_Goal of the exercise_. Output the material beneath exactly, leaving nothing out.
____
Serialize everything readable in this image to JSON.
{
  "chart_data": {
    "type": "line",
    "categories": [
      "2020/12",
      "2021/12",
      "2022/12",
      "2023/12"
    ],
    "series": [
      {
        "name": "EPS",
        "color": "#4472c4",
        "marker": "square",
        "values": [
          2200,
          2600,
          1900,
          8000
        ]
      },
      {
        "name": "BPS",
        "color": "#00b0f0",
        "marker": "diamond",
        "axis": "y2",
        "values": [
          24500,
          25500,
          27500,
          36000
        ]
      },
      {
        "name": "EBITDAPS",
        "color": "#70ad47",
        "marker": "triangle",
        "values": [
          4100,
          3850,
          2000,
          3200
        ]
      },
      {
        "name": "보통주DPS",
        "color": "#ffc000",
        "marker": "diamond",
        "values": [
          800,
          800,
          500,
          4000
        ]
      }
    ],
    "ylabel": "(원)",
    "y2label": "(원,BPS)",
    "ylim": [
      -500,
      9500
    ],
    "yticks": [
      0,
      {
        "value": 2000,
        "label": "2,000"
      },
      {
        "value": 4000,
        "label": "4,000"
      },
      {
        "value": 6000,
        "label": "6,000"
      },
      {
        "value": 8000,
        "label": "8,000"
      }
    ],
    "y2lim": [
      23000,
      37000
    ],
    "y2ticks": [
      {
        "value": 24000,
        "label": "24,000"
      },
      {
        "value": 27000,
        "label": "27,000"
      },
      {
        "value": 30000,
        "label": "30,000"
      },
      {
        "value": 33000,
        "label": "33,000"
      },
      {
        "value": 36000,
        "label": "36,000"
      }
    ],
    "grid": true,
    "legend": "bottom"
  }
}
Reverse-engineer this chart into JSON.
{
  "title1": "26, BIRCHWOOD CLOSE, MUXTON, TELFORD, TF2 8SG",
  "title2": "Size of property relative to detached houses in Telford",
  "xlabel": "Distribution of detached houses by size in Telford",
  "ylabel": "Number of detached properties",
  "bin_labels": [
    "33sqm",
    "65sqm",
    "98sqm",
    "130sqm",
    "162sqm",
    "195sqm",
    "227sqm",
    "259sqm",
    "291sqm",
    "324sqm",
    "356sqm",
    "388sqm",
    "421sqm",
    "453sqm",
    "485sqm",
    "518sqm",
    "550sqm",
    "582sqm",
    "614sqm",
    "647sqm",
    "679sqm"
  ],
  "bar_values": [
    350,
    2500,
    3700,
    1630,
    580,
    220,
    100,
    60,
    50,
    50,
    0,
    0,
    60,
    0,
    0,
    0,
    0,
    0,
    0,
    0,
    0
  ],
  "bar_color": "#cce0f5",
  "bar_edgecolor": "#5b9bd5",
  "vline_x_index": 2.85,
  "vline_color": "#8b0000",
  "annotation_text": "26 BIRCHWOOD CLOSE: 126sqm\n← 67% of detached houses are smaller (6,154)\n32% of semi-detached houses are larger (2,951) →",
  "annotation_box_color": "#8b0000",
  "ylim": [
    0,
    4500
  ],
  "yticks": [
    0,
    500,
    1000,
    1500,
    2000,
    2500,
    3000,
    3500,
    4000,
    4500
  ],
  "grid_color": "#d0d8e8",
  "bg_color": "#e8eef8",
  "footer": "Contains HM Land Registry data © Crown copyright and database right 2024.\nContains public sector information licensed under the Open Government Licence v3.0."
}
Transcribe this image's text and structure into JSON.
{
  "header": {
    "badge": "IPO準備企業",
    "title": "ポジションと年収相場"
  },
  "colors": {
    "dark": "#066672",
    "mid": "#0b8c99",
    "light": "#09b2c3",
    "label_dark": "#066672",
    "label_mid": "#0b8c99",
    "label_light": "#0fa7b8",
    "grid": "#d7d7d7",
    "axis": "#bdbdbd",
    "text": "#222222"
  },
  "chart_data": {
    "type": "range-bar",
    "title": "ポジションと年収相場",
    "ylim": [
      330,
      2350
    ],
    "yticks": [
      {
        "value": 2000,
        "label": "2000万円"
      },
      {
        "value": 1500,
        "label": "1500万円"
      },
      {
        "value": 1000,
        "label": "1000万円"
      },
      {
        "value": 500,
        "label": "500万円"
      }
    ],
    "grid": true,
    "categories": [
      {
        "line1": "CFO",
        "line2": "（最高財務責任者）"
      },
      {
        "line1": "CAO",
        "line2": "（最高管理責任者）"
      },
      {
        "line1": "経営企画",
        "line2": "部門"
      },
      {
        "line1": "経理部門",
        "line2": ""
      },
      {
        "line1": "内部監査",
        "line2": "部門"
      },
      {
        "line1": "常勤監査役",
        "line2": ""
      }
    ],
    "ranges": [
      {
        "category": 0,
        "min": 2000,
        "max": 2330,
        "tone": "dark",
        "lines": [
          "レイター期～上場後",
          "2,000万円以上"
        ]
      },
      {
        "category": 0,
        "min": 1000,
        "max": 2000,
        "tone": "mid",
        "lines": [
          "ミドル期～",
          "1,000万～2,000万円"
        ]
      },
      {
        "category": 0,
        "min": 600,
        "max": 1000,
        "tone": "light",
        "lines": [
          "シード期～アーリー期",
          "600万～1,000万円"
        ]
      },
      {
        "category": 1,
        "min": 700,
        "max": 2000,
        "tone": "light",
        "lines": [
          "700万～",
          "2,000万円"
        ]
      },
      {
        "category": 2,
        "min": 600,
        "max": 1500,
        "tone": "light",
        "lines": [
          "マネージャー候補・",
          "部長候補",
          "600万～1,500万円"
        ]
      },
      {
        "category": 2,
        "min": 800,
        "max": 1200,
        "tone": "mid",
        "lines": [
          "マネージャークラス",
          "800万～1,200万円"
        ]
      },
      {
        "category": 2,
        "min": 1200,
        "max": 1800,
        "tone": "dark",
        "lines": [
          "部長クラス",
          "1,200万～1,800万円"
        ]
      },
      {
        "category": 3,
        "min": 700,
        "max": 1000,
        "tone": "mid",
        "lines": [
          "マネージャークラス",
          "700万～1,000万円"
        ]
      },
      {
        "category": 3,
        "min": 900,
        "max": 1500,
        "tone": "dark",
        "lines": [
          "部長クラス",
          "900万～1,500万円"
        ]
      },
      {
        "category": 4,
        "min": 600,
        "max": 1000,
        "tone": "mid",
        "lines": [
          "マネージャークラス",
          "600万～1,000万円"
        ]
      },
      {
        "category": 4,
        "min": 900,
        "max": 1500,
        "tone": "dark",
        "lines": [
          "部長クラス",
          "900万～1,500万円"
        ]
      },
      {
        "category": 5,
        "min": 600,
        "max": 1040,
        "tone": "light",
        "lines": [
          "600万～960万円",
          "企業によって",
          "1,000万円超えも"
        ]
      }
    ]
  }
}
____
_Exercise solution_.
Serialize everything readable in this image to JSON.
{
  "chart_data": {
    "type": "line",
    "categories": [
      "2020/12",
      "2021/12",
      "2022/12",
      "2023/12"
    ],
    "series": [
      {
        "name": "EPS",
        "color": "#4472c4",
        "marker": "square",
        "values": [
          2200,
          2600,
          1900,
          8000
        ]
      },
      {
        "name": "BPS",
        "color": "#00b0f0",
        "marker": "diamond",
        "axis": "y2",
        "values": [
          24500,
          25500,
          27500,
          36000
        ]
      },
      {
        "name": "EBITDAPS",
        "color": "#70ad47",
        "marker": "triangle",
        "values": [
          4100,
          3850,
          2000,
          3200
        ]
      },
      {
        "name": "보통주DPS",
        "color": "#ffc000",
        "marker": "diamond",
        "values": [
          800,
          800,
          500,
          4000
        ]
      }
    ],
    "ylabel": "(원)",
    "y2label": "(원,BPS)",
    "ylim": [
      -500,
      9500
    ],
    "yticks": [
      0,
      {
        "value": 2000,
        "label": "2,000"
      },
      {
        "value": 4000,
        "label": "4,000"
      },
      {
        "value": 6000,
        "label": "6,000"
      },
      {
        "value": 8000,
        "label": "8,000"
      }
    ],
    "y2lim": [
      23000,
      37000
    ],
    "y2ticks": [
      {
        "value": 24000,
        "label": "24,000"
      },
      {
        "value": 27000,
        "label": "27,000"
      },
      {
        "value": 30000,
        "label": "30,000"
      },
      {
        "value": 33000,
        "label": "33,000"
      },
      {
        "value": 36000,
        "label": "36,000"
      }
    ],
    "grid": true,
    "legend": "bottom"
  }
}
Reverse-engineer this chart into JSON.
{
  "title1": "26, BIRCHWOOD CLOSE, MUXTON, TELFORD, TF2 8SG",
  "title2": "Size of property relative to detached houses in Telford",
  "xlabel": "Distribution of detached houses by size in Telford",
  "ylabel": "Number of detached properties",
  "bin_labels": [
    "33sqm",
    "65sqm",
    "98sqm",
    "130sqm",
    "162sqm",
    "195sqm",
    "227sqm",
    "259sqm",
    "291sqm",
    "324sqm",
    "356sqm",
    "388sqm",
    "421sqm",
    "453sqm",
    "485sqm",
    "518sqm",
    "550sqm",
    "582sqm",
    "614sqm",
    "647sqm",
    "679sqm"
  ],
  "bar_values": [
    350,
    2500,
    3700,
    1630,
    580,
    220,
    100,
    60,
    50,
    50,
    0,
    0,
    60,
    0,
    0,
    0,
    0,
    0,
    0,
    0,
    0
  ],
  "bar_color": "#cce0f5",
  "bar_edgecolor": "#5b9bd5",
  "vline_x_index": 2.85,
  "vline_color": "#8b0000",
  "annotation_text": "26 BIRCHWOOD CLOSE: 126sqm\n← 67% of detached houses are smaller (6,154)\n32% of semi-detached houses are larger (2,951) →",
  "annotation_box_color": "#8b0000",
  "ylim": [
    0,
    4500
  ],
  "yticks": [
    0,
    500,
    1000,
    1500,
    2000,
    2500,
    3000,
    3500,
    4000,
    4500
  ],
  "grid_color": "#d0d8e8",
  "bg_color": "#e8eef8",
  "footer": "Contains HM Land Registry data © Crown copyright and database right 2024.\nContains public sector information licensed under the Open Government Licence v3.0."
}
Transcribe this image's text and structure into JSON.
{
  "header": {
    "badge": "IPO準備企業",
    "title": "ポジションと年収相場"
  },
  "colors": {
    "dark": "#066672",
    "mid": "#0b8c99",
    "light": "#09b2c3",
    "label_dark": "#066672",
    "label_mid": "#0b8c99",
    "label_light": "#0fa7b8",
    "grid": "#d7d7d7",
    "axis": "#bdbdbd",
    "text": "#222222"
  },
  "chart_data": {
    "type": "range-bar",
    "title": "ポジションと年収相場",
    "ylim": [
      330,
      2350
    ],
    "yticks": [
      {
        "value": 2000,
        "label": "2000万円"
      },
      {
        "value": 1500,
        "label": "1500万円"
      },
      {
        "value": 1000,
        "label": "1000万円"
      },
      {
        "value": 500,
        "label": "500万円"
      }
    ],
    "grid": true,
    "categories": [
      {
        "line1": "CFO",
        "line2": "（最高財務責任者）"
      },
      {
        "line1": "CAO",
        "line2": "（最高管理責任者）"
      },
      {
        "line1": "経営企画",
        "line2": "部門"
      },
      {
        "line1": "経理部門",
        "line2": ""
      },
      {
        "line1": "内部監査",
        "line2": "部門"
      },
      {
        "line1": "常勤監査役",
        "line2": ""
      }
    ],
    "ranges": [
      {
        "category": 0,
        "min": 2000,
        "max": 2330,
        "tone": "dark",
        "lines": [
          "レイター期～上場後",
          "2,000万円以上"
        ]
      },
      {
        "category": 0,
        "min": 1000,
        "max": 2000,
        "tone": "mid",
        "lines": [
          "ミドル期～",
          "1,000万～2,000万円"
        ]
      },
      {
        "category": 0,
        "min": 600,
        "max": 1000,
        "tone": "light",
        "lines": [
          "シード期～アーリー期",
          "600万～1,000万円"
        ]
      },
      {
        "category": 1,
        "min": 700,
        "max": 2000,
        "tone": "light",
        "lines": [
          "700万～",
          "2,000万円"
        ]
      },
      {
        "category": 2,
        "min": 600,
        "max": 1500,
        "tone": "light",
        "lines": [
          "マネージャー候補・",
          "部長候補",
          "600万～1,500万円"
        ]
      },
      {
        "category": 2,
        "min": 800,
        "max": 1200,
        "tone": "mid",
        "lines": [
          "マネージャークラス",
          "800万～1,200万円"
        ]
      },
      {
        "category": 2,
        "min": 1200,
        "max": 1800,
        "tone": "dark",
        "lines": [
          "部長クラス",
          "1,200万～1,800万円"
        ]
      },
      {
        "category": 3,
        "min": 700,
        "max": 1000,
        "tone": "mid",
        "lines": [
          "マネージャークラス",
          "700万～1,000万円"
        ]
      },
      {
        "category": 3,
        "min": 900,
        "max": 1500,
        "tone": "dark",
        "lines": [
          "部長クラス",
          "900万～1,500万円"
        ]
      },
      {
        "category": 4,
        "min": 600,
        "max": 1000,
        "tone": "mid",
        "lines": [
          "マネージャークラス",
          "600万～1,000万円"
        ]
      },
      {
        "category": 4,
        "min": 900,
        "max": 1500,
        "tone": "dark",
        "lines": [
          "部長クラス",
          "900万～1,500万円"
        ]
      },
      {
        "category": 5,
        "min": 600,
        "max": 1040,
        "tone": "light",
        "lines": [
          "600万～960万円",
          "企業によって",
          "1,000万円超えも"
        ]
      }
    ]
  }
}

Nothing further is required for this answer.